(CHALLENGE): Copy all of the material exactly. Pictures are not to appear in the copy.

(DATASET CONTENT):
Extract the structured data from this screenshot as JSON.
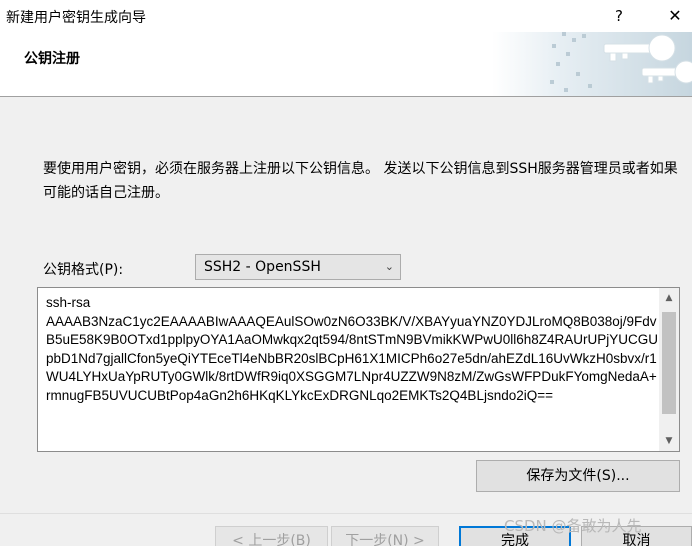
{
  "window": {
    "title": "新建用户密钥生成向导",
    "help_label": "?",
    "close_label": "✕"
  },
  "header": {
    "title": "公钥注册"
  },
  "content": {
    "description": "要使用用户密钥，必须在服务器上注册以下公钥信息。 发送以下公钥信息到SSH服务器管理员或者如果可能的话自己注册。",
    "format_label": "公钥格式(P):",
    "format_value": "SSH2 - OpenSSH",
    "key_text": "ssh-rsa\nAAAAB3NzaC1yc2EAAAABIwAAAQEAulSOw0zN6O33BK/V/XBAYyuaYNZ0YDJLroMQ8B038oj/9FdvB5uE58K9B0OTxd1pplpyOYA1AaOMwkqx2qt594/8ntSTmN9BVmikKWPwU0ll6h8Z4RAUrUPjYUCGUpbD1Nd7gjallCfon5yeQiYTEceTl4eNbBR20slBCpH61X1MICPh6o27e5dn/ahEZdL16UvWkzH0sbvx/r1WU4LYHxUaYpRUTy0GWlk/8rtDWfR9iq0XSGGM7LNpr4UZZW9N8zM/ZwGsWFPDukFYomgNedaA+rmnugFB5UVUCUBtPop4aGn2h6HKqKLYkcExDRGNLqo2EMKTs2Q4BLjsndo2iQ==",
    "save_label": "保存为文件(S)..."
  },
  "footer": {
    "back_label": "< 上一步(B)",
    "next_label": "下一步(N) >",
    "finish_label": "完成",
    "cancel_label": "取消",
    "watermark": "CSDN @备敢为人先"
  },
  "colors": {
    "accent": "#0078d7",
    "content_bg": "#f0f0f0"
  }
}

(WRITTEN RESPONSE):
Extract the structured data from this screenshot as JSON.
{
  "window": {
    "title": "新建用户密钥生成向导",
    "help_label": "?",
    "close_label": "✕"
  },
  "header": {
    "title": "公钥注册"
  },
  "content": {
    "description": "要使用用户密钥，必须在服务器上注册以下公钥信息。 发送以下公钥信息到SSH服务器管理员或者如果可能的话自己注册。",
    "format_label": "公钥格式(P):",
    "format_value": "SSH2 - OpenSSH",
    "key_text": "ssh-rsa\nAAAAB3NzaC1yc2EAAAABIwAAAQEAulSOw0zN6O33BK/V/XBAYyuaYNZ0YDJLroMQ8B038oj/9FdvB5uE58K9B0OTxd1pplpyOYA1AaOMwkqx2qt594/8ntSTmN9BVmikKWPwU0ll6h8Z4RAUrUPjYUCGUpbD1Nd7gjallCfon5yeQiYTEceTl4eNbBR20slBCpH61X1MICPh6o27e5dn/ahEZdL16UvWkzH0sbvx/r1WU4LYHxUaYpRUTy0GWlk/8rtDWfR9iq0XSGGM7LNpr4UZZW9N8zM/ZwGsWFPDukFYomgNedaA+rmnugFB5UVUCUBtPop4aGn2h6HKqKLYkcExDRGNLqo2EMKTs2Q4BLjsndo2iQ==",
    "save_label": "保存为文件(S)..."
  },
  "footer": {
    "back_label": "< 上一步(B)",
    "next_label": "下一步(N) >",
    "finish_label": "完成",
    "cancel_label": "取消",
    "watermark": "CSDN @备敢为人先"
  },
  "colors": {
    "accent": "#0078d7",
    "content_bg": "#f0f0f0"
  }
}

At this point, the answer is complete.